» Aim of the task: Return the line containing "Transcribe the text in this document." and all lines after it exactly; stop at the end of the material.

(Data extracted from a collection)
## Start

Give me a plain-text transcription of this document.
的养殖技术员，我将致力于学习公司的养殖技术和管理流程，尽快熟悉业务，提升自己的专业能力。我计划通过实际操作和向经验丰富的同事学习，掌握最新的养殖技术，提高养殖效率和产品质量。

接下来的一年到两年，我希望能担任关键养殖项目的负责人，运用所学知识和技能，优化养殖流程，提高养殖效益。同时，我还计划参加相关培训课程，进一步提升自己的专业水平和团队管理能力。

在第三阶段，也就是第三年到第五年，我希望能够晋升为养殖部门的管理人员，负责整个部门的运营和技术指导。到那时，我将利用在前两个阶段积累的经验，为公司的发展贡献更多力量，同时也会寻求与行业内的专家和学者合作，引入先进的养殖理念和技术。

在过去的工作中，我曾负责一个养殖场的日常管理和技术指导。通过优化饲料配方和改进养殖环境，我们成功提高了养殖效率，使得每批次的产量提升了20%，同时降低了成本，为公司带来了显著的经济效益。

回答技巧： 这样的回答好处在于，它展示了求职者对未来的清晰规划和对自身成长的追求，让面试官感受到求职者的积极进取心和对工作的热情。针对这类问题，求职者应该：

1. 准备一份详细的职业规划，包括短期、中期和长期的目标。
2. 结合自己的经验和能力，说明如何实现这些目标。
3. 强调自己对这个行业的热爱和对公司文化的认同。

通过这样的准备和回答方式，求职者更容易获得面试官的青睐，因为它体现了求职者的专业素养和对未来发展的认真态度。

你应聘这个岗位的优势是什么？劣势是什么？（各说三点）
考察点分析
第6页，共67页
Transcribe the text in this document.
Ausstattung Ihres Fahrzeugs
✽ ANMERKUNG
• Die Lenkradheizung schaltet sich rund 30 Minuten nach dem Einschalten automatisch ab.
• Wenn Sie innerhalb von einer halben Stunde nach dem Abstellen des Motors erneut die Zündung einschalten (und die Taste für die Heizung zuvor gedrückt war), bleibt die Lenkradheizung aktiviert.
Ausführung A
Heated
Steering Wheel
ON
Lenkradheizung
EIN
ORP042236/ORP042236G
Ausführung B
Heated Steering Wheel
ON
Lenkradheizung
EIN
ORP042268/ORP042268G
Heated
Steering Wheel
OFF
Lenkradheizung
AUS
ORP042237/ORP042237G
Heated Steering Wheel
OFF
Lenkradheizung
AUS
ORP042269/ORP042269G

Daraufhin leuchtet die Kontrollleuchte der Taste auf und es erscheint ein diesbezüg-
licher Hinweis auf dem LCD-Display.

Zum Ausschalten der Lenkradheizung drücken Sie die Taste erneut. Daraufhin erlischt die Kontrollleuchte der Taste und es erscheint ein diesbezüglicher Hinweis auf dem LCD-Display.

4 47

## End

» Solution:
Transcribe the text in this document.
Ausstattung Ihres Fahrzeugs
✽ ANMERKUNG
• Die Lenkradheizung schaltet sich rund 30 Minuten nach dem Einschalten automatisch ab.
• Wenn Sie innerhalb von einer halben Stunde nach dem Abstellen des Motors erneut die Zündung einschalten (und die Taste für die Heizung zuvor gedrückt war), bleibt die Lenkradheizung aktiviert.
Ausführung A
Heated
Steering Wheel
ON
Lenkradheizung
EIN
ORP042236/ORP042236G
Ausführung B
Heated Steering Wheel
ON
Lenkradheizung
EIN
ORP042268/ORP042268G
Heated
Steering Wheel
OFF
Lenkradheizung
AUS
ORP042237/ORP042237G
Heated Steering Wheel
OFF
Lenkradheizung
AUS
ORP042269/ORP042269G

Daraufhin leuchtet die Kontrollleuchte der Taste auf und es erscheint ein diesbezüg-
licher Hinweis auf dem LCD-Display.

Zum Ausschalten der Lenkradheizung drücken Sie die Taste erneut. Daraufhin erlischt die Kontrollleuchte der Taste und es erscheint ein diesbezüglicher Hinweis auf dem LCD-Display.

4 47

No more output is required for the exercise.